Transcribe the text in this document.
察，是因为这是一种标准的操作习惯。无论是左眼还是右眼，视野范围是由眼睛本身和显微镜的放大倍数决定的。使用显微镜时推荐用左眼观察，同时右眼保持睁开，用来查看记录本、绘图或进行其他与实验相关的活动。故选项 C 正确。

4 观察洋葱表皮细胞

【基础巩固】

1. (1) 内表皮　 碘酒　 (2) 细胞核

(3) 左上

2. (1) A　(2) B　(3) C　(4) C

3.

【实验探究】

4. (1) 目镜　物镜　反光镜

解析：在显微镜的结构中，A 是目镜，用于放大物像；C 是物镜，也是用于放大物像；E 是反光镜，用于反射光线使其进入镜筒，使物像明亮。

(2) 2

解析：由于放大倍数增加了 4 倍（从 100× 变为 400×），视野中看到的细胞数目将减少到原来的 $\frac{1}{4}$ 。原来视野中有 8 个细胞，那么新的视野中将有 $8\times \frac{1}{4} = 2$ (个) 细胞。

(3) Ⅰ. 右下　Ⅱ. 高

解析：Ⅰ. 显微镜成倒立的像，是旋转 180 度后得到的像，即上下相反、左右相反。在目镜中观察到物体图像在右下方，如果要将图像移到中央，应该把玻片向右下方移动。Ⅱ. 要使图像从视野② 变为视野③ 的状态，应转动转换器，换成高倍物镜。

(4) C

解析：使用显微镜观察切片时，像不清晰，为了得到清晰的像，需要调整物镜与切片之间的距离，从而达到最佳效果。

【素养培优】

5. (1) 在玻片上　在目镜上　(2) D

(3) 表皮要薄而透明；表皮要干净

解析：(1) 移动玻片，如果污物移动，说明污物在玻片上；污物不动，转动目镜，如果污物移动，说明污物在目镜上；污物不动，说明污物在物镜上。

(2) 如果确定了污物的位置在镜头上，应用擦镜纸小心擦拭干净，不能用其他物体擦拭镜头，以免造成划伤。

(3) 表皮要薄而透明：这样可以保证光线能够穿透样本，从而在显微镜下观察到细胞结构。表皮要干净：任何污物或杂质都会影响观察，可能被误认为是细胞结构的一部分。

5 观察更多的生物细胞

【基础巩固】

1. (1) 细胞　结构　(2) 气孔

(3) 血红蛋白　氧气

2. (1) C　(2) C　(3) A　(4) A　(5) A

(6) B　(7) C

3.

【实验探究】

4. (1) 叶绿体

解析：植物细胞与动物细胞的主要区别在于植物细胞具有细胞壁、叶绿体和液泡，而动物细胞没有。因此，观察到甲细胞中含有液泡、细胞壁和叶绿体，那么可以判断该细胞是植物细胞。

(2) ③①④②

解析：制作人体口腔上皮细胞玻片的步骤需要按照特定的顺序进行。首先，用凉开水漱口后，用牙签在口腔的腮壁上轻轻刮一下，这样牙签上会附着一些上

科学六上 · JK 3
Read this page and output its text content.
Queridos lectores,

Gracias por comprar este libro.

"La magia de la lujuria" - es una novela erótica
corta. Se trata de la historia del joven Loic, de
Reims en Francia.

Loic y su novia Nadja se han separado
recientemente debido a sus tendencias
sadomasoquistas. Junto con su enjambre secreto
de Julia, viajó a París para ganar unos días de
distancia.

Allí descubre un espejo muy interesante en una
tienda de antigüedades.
▬▬▬
[What is being asked] Check each line of the records for the word "表皮要干净" and extract those that contain it.

[Solution to this problem]
(3) 表皮要薄而透明；表皮要干净
(3) 表皮要薄而透明：这样可以保证光线能够穿透样本，从而在显微镜下观察到细胞结构。表皮要干净：任何污物或杂质都会影响观察，可能被误认为是细胞结构的一部分。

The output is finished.